▶ [To be done]
Pull every line with the word "стадия" out of the entries below.

▶ [Provided data]
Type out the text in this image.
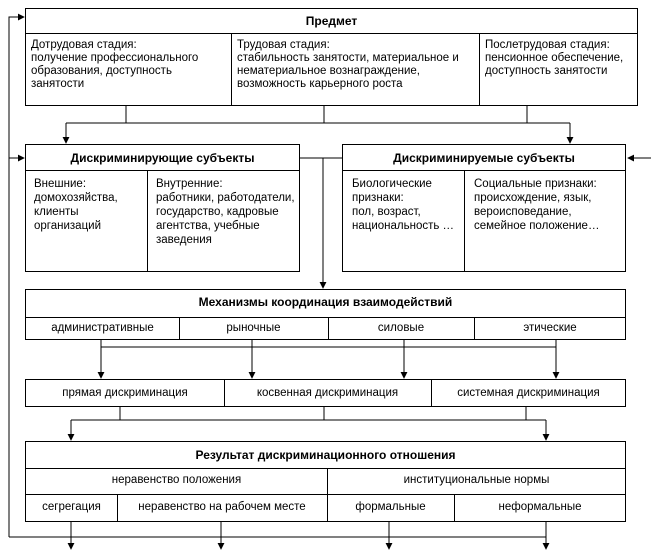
Предмет
Дотрудовая стадия:
получение профессионального образования, доступность занятости
Трудовая стадия:
стабильность занятости, материальное и нематериальное вознаграждение, возможность карьерного роста
Послетрудовая стадия:
пенсионное обеспечение, доступность занятости
Дискриминирующие субъекты
Внешние:
домохозяйства, клиенты организаций
Внутренние:
работники, работодатели, государство, кадровые агентства, учебные заведения
Дискриминируемые субъекты
Биологические признаки:
пол, возраст, национальность …
Социальные признаки:
происхождение, язык, вероисповедание, семейное положение…
Механизмы координация взаимодействий
административные	рыночные	силовые	этические
прямая дискриминация	косвенная дискриминация	системная дискриминация
Результат дискриминационного отношения
неравенство положения	институциональные нормы
сегрегация	неравенство на рабочем месте	формальные	неформальные
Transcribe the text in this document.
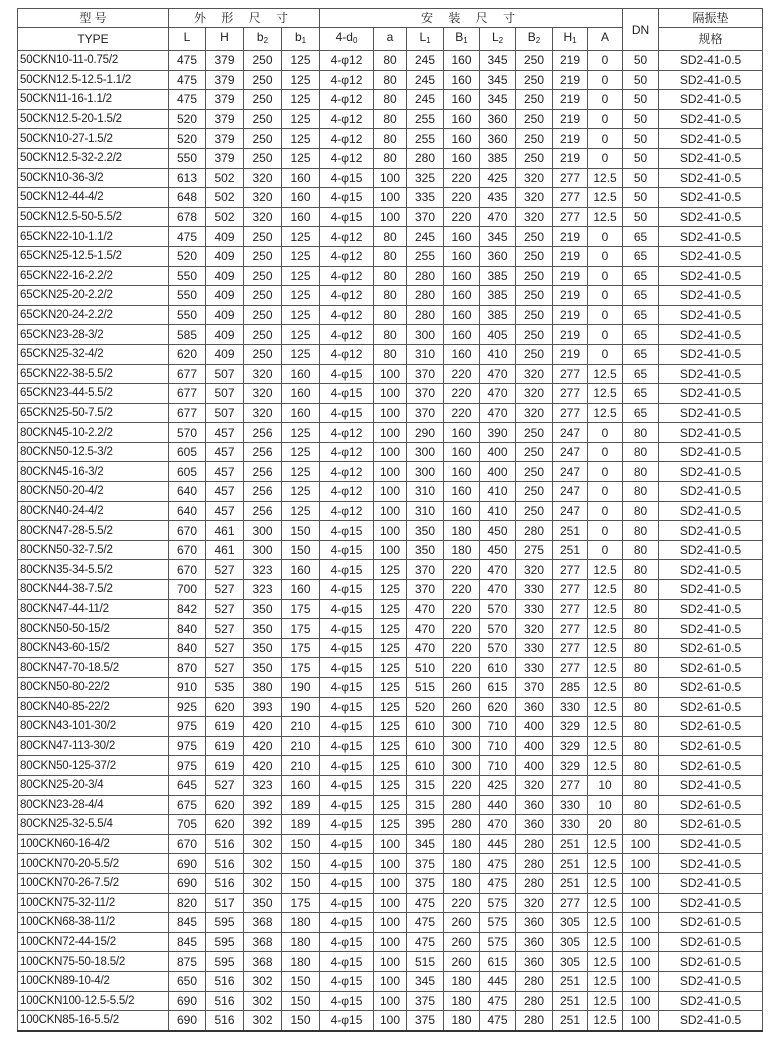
型 号	外 形 尺 寸				安 装 尺 寸								DN	隔振垫
TYPE	L	H	$b_2$	$b_1$	$4-d_0$	a	$L_1$	$B_1$	$L_2$	$B_2$	$H_1$	A		规格
50CKN10-11-0.75/2	475	379	250	125	4-φ12	80	245	160	345	250	219	0	50	SD2-41-0.5
50CKN12.5-12.5-1.1/2	475	379	250	125	4-φ12	80	245	160	345	250	219	0	50	SD2-41-0.5
50CKN11-16-1.1/2	475	379	250	125	4-φ12	80	245	160	345	250	219	0	50	SD2-41-0.5
50CKN12.5-20-1.5/2	520	379	250	125	4-φ12	80	255	160	360	250	219	0	50	SD2-41-0.5
50CKN10-27-1.5/2	520	379	250	125	4-φ12	80	255	160	360	250	219	0	50	SD2-41-0.5
50CKN12.5-32-2.2/2	550	379	250	125	4-φ12	80	280	160	385	250	219	0	50	SD2-41-0.5
50CKN10-36-3/2	613	502	320	160	4-φ15	100	325	220	425	320	277	12.5	50	SD2-41-0.5
50CKN12-44-4/2	648	502	320	160	4-φ15	100	335	220	435	320	277	12.5	50	SD2-41-0.5
50CKN12.5-50-5.5/2	678	502	320	160	4-φ15	100	370	220	470	320	277	12.5	50	SD2-41-0.5
65CKN22-10-1.1/2	475	409	250	125	4-φ12	80	245	160	345	250	219	0	65	SD2-41-0.5
65CKN25-12.5-1.5/2	520	409	250	125	4-φ12	80	255	160	360	250	219	0	65	SD2-41-0.5
65CKN22-16-2.2/2	550	409	250	125	4-φ12	80	280	160	385	250	219	0	65	SD2-41-0.5
65CKN25-20-2.2/2	550	409	250	125	4-φ12	80	280	160	385	250	219	0	65	SD2-41-0.5
65CKN20-24-2.2/2	550	409	250	125	4-φ12	80	280	160	385	250	219	0	65	SD2-41-0.5
65CKN23-28-3/2	585	409	250	125	4-φ12	80	300	160	405	250	219	0	65	SD2-41-0.5
65CKN25-32-4/2	620	409	250	125	4-φ12	80	310	160	410	250	219	0	65	SD2-41-0.5
65CKN22-38-5.5/2	677	507	320	160	4-φ15	100	370	220	470	320	277	12.5	65	SD2-41-0.5
65CKN23-44-5.5/2	677	507	320	160	4-φ15	100	370	220	470	320	277	12.5	65	SD2-41-0.5
65CKN25-50-7.5/2	677	507	320	160	4-φ15	100	370	220	470	320	277	12.5	65	SD2-41-0.5
80CKN45-10-2.2/2	570	457	256	125	4-φ12	100	290	160	390	250	247	0	80	SD2-41-0.5
80CKN50-12.5-3/2	605	457	256	125	4-φ12	100	300	160	400	250	247	0	80	SD2-41-0.5
80CKN45-16-3/2	605	457	256	125	4-φ12	100	300	160	400	250	247	0	80	SD2-41-0.5
80CKN50-20-4/2	640	457	256	125	4-φ12	100	310	160	410	250	247	0	80	SD2-41-0.5
80CKN40-24-4/2	640	457	256	125	4-φ12	100	310	160	410	250	247	0	80	SD2-41-0.5
80CKN47-28-5.5/2	670	461	300	150	4-φ15	100	350	180	450	280	251	0	80	SD2-41-0.5
80CKN50-32-7.5/2	670	461	300	150	4-φ15	100	350	180	450	275	251	0	80	SD2-41-0.5
80CKN35-34-5.5/2	670	527	323	160	4-φ15	125	370	220	470	320	277	12.5	80	SD2-41-0.5
80CKN44-38-7.5/2	700	527	323	160	4-φ15	125	370	220	470	330	277	12.5	80	SD2-41-0.5
80CKN47-44-11/2	842	527	350	175	4-φ15	125	470	220	570	330	277	12.5	80	SD2-41-0.5
80CKN50-50-15/2	840	527	350	175	4-φ15	125	470	220	570	320	277	12.5	80	SD2-41-0.5
80CKN43-60-15/2	840	527	350	175	4-φ15	125	470	220	570	330	277	12.5	80	SD2-61-0.5
80CKN47-70-18.5/2	870	527	350	175	4-φ15	125	510	220	610	330	277	12.5	80	SD2-61-0.5
80CKN50-80-22/2	910	535	380	190	4-φ15	125	515	260	615	370	285	12.5	80	SD2-61-0.5
80CKN40-85-22/2	925	620	393	190	4-φ15	125	520	260	620	360	330	12.5	80	SD2-61-0.5
80CKN43-101-30/2	975	619	420	210	4-φ15	125	610	300	710	400	329	12.5	80	SD2-61-0.5
80CKN47-113-30/2	975	619	420	210	4-φ15	125	610	300	710	400	329	12.5	80	SD2-61-0.5
80CKN50-125-37/2	975	619	420	210	4-φ15	125	610	300	710	400	329	12.5	80	SD2-61-0.5
80CKN25-20-3/4	645	527	323	160	4-φ15	125	315	220	425	320	277	10	80	SD2-41-0.5
80CKN23-28-4/4	675	620	392	189	4-φ15	125	315	280	440	360	330	10	80	SD2-61-0.5
80CKN25-32-5.5/4	705	620	392	189	4-φ15	125	395	280	470	360	330	20	80	SD2-61-0.5
100CKN60-16-4/2	670	516	302	150	4-φ15	100	345	180	445	280	251	12.5	100	SD2-41-0.5
100CKN70-20-5.5/2	690	516	302	150	4-φ15	100	375	180	475	280	251	12.5	100	SD2-41-0.5
100CKN70-26-7.5/2	690	516	302	150	4-φ15	100	375	180	475	280	251	12.5	100	SD2-41-0.5
100CKN75-32-11/2	820	517	350	175	4-φ15	100	475	220	575	320	277	12.5	100	SD2-41-0.5
100CKN68-38-11/2	845	595	368	180	4-φ15	100	475	260	575	360	305	12.5	100	SD2-61-0.5
100CKN72-44-15/2	845	595	368	180	4-φ15	100	475	260	575	360	305	12.5	100	SD2-61-0.5
100CKN75-50-18.5/2	875	595	368	180	4-φ15	100	515	260	615	360	305	12.5	100	SD2-61-0.5
100CKN89-10-4/2	650	516	302	150	4-φ15	100	345	180	445	280	251	12.5	100	SD2-41-0.5
100CKN100-12.5-5.5/2	690	516	302	150	4-φ15	100	375	180	475	280	251	12.5	100	SD2-41-0.5
100CKN85-16-5.5/2	690	516	302	150	4-φ15	100	375	180	475	280	251	12.5	100	SD2-41-0.5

▶ [Task output]
Дотрудовая стадия:
Трудовая стадия:
Послетрудовая стадия:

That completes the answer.